Raw data
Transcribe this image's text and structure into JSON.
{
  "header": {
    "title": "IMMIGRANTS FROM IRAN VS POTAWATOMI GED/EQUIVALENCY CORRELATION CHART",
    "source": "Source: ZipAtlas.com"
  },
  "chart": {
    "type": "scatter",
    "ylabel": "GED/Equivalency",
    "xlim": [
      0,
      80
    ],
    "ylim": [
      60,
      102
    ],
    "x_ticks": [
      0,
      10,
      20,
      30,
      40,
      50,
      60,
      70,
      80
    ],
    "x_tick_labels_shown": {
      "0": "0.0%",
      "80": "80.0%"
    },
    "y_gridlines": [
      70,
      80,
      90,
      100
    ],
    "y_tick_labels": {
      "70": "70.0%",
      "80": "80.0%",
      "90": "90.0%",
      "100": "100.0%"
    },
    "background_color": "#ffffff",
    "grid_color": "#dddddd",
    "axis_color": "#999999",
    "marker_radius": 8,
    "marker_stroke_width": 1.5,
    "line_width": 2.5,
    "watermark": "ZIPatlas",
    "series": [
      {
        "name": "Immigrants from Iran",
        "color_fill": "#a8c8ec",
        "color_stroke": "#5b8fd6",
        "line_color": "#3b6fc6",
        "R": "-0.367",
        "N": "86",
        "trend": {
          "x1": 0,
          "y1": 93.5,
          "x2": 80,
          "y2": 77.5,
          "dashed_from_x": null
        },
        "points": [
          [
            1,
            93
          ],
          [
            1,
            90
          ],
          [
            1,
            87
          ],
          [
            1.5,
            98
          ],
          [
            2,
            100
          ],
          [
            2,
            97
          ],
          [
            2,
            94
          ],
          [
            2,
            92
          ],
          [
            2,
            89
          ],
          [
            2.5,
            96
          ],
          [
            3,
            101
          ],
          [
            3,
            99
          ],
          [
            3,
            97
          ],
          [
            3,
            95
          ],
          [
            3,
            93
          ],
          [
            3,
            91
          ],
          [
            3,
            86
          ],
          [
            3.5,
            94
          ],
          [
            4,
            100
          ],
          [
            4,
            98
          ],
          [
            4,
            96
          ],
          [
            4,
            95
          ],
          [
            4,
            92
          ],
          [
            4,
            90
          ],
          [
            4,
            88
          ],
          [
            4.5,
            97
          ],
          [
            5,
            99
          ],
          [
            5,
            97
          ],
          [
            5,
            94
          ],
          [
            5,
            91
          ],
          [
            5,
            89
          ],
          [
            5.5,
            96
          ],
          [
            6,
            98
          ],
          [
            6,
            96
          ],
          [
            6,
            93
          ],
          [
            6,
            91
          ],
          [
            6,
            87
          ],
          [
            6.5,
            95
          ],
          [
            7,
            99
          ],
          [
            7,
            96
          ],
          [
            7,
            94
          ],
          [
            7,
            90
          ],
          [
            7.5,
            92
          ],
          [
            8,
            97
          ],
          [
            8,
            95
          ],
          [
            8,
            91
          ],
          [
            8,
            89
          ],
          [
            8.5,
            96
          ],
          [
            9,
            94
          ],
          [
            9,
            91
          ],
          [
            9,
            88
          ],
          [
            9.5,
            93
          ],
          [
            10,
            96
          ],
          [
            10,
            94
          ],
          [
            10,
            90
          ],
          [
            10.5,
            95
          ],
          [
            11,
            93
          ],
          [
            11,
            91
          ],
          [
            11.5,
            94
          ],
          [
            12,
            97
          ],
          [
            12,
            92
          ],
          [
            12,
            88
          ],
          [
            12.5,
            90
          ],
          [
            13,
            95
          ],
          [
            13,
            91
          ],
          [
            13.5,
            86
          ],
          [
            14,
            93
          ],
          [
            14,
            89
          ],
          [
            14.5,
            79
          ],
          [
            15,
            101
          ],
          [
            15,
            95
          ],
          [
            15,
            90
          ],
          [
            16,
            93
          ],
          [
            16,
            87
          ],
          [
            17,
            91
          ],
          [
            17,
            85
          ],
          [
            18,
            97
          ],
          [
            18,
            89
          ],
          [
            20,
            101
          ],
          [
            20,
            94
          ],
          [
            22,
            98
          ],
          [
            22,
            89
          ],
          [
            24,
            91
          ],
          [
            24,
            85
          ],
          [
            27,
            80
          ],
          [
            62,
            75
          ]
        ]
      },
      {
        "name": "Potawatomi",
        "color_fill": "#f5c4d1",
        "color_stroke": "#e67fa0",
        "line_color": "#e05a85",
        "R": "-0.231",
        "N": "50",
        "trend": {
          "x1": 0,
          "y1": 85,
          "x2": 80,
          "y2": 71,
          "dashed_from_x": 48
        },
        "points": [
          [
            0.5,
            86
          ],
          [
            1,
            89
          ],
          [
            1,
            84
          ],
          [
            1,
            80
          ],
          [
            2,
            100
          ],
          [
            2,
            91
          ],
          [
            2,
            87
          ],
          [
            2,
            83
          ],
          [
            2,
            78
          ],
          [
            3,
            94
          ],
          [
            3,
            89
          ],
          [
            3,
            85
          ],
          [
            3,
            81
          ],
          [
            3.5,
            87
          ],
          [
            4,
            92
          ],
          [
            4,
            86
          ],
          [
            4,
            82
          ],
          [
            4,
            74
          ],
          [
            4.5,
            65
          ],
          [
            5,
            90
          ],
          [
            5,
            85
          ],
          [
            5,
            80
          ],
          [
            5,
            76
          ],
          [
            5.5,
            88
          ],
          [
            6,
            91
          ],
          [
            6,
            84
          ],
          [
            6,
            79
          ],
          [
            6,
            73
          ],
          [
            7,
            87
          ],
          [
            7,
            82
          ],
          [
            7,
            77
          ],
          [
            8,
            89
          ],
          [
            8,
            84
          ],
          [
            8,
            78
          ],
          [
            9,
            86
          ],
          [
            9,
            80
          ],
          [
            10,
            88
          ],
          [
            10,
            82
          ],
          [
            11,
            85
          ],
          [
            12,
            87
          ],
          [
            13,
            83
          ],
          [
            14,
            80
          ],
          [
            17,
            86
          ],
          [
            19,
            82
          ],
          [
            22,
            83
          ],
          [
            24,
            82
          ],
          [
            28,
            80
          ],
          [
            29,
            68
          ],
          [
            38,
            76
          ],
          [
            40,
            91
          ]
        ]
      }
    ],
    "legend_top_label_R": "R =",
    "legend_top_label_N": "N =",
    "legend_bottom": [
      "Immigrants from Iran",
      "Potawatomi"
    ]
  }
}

What to produce
Reproduce the complete data exactly as presented above.

Response to this exercise
Transcribe this image's text and structure into JSON.
{
  "header": {
    "title": "IMMIGRANTS FROM IRAN VS POTAWATOMI GED/EQUIVALENCY CORRELATION CHART",
    "source": "Source: ZipAtlas.com"
  },
  "chart": {
    "type": "scatter",
    "ylabel": "GED/Equivalency",
    "xlim": [
      0,
      80
    ],
    "ylim": [
      60,
      102
    ],
    "x_ticks": [
      0,
      10,
      20,
      30,
      40,
      50,
      60,
      70,
      80
    ],
    "x_tick_labels_shown": {
      "0": "0.0%",
      "80": "80.0%"
    },
    "y_gridlines": [
      70,
      80,
      90,
      100
    ],
    "y_tick_labels": {
      "70": "70.0%",
      "80": "80.0%",
      "90": "90.0%",
      "100": "100.0%"
    },
    "background_color": "#ffffff",
    "grid_color": "#dddddd",
    "axis_color": "#999999",
    "marker_radius": 8,
    "marker_stroke_width": 1.5,
    "line_width": 2.5,
    "watermark": "ZIPatlas",
    "series": [
      {
        "name": "Immigrants from Iran",
        "color_fill": "#a8c8ec",
        "color_stroke": "#5b8fd6",
        "line_color": "#3b6fc6",
        "R": "-0.367",
        "N": "86",
        "trend": {
          "x1": 0,
          "y1": 93.5,
          "x2": 80,
          "y2": 77.5,
          "dashed_from_x": null
        },
        "points": [
          [
            1,
            93
          ],
          [
            1,
            90
          ],
          [
            1,
            87
          ],
          [
            1.5,
            98
          ],
          [
            2,
            100
          ],
          [
            2,
            97
          ],
          [
            2,
            94
          ],
          [
            2,
            92
          ],
          [
            2,
            89
          ],
          [
            2.5,
            96
          ],
          [
            3,
            101
          ],
          [
            3,
            99
          ],
          [
            3,
            97
          ],
          [
            3,
            95
          ],
          [
            3,
            93
          ],
          [
            3,
            91
          ],
          [
            3,
            86
          ],
          [
            3.5,
            94
          ],
          [
            4,
            100
          ],
          [
            4,
            98
          ],
          [
            4,
            96
          ],
          [
            4,
            95
          ],
          [
            4,
            92
          ],
          [
            4,
            90
          ],
          [
            4,
            88
          ],
          [
            4.5,
            97
          ],
          [
            5,
            99
          ],
          [
            5,
            97
          ],
          [
            5,
            94
          ],
          [
            5,
            91
          ],
          [
            5,
            89
          ],
          [
            5.5,
            96
          ],
          [
            6,
            98
          ],
          [
            6,
            96
          ],
          [
            6,
            93
          ],
          [
            6,
            91
          ],
          [
            6,
            87
          ],
          [
            6.5,
            95
          ],
          [
            7,
            99
          ],
          [
            7,
            96
          ],
          [
            7,
            94
          ],
          [
            7,
            90
          ],
          [
            7.5,
            92
          ],
          [
            8,
            97
          ],
          [
            8,
            95
          ],
          [
            8,
            91
          ],
          [
            8,
            89
          ],
          [
            8.5,
            96
          ],
          [
            9,
            94
          ],
          [
            9,
            91
          ],
          [
            9,
            88
          ],
          [
            9.5,
            93
          ],
          [
            10,
            96
          ],
          [
            10,
            94
          ],
          [
            10,
            90
          ],
          [
            10.5,
            95
          ],
          [
            11,
            93
          ],
          [
            11,
            91
          ],
          [
            11.5,
            94
          ],
          [
            12,
            97
          ],
          [
            12,
            92
          ],
          [
            12,
            88
          ],
          [
            12.5,
            90
          ],
          [
            13,
            95
          ],
          [
            13,
            91
          ],
          [
            13.5,
            86
          ],
          [
            14,
            93
          ],
          [
            14,
            89
          ],
          [
            14.5,
            79
          ],
          [
            15,
            101
          ],
          [
            15,
            95
          ],
          [
            15,
            90
          ],
          [
            16,
            93
          ],
          [
            16,
            87
          ],
          [
            17,
            91
          ],
          [
            17,
            85
          ],
          [
            18,
            97
          ],
          [
            18,
            89
          ],
          [
            20,
            101
          ],
          [
            20,
            94
          ],
          [
            22,
            98
          ],
          [
            22,
            89
          ],
          [
            24,
            91
          ],
          [
            24,
            85
          ],
          [
            27,
            80
          ],
          [
            62,
            75
          ]
        ]
      },
      {
        "name": "Potawatomi",
        "color_fill": "#f5c4d1",
        "color_stroke": "#e67fa0",
        "line_color": "#e05a85",
        "R": "-0.231",
        "N": "50",
        "trend": {
          "x1": 0,
          "y1": 85,
          "x2": 80,
          "y2": 71,
          "dashed_from_x": 48
        },
        "points": [
          [
            0.5,
            86
          ],
          [
            1,
            89
          ],
          [
            1,
            84
          ],
          [
            1,
            80
          ],
          [
            2,
            100
          ],
          [
            2,
            91
          ],
          [
            2,
            87
          ],
          [
            2,
            83
          ],
          [
            2,
            78
          ],
          [
            3,
            94
          ],
          [
            3,
            89
          ],
          [
            3,
            85
          ],
          [
            3,
            81
          ],
          [
            3.5,
            87
          ],
          [
            4,
            92
          ],
          [
            4,
            86
          ],
          [
            4,
            82
          ],
          [
            4,
            74
          ],
          [
            4.5,
            65
          ],
          [
            5,
            90
          ],
          [
            5,
            85
          ],
          [
            5,
            80
          ],
          [
            5,
            76
          ],
          [
            5.5,
            88
          ],
          [
            6,
            91
          ],
          [
            6,
            84
          ],
          [
            6,
            79
          ],
          [
            6,
            73
          ],
          [
            7,
            87
          ],
          [
            7,
            82
          ],
          [
            7,
            77
          ],
          [
            8,
            89
          ],
          [
            8,
            84
          ],
          [
            8,
            78
          ],
          [
            9,
            86
          ],
          [
            9,
            80
          ],
          [
            10,
            88
          ],
          [
            10,
            82
          ],
          [
            11,
            85
          ],
          [
            12,
            87
          ],
          [
            13,
            83
          ],
          [
            14,
            80
          ],
          [
            17,
            86
          ],
          [
            19,
            82
          ],
          [
            22,
            83
          ],
          [
            24,
            82
          ],
          [
            28,
            80
          ],
          [
            29,
            68
          ],
          [
            38,
            76
          ],
          [
            40,
            91
          ]
        ]
      }
    ],
    "legend_top_label_R": "R =",
    "legend_top_label_N": "N =",
    "legend_bottom": [
      "Immigrants from Iran",
      "Potawatomi"
    ]
  }
}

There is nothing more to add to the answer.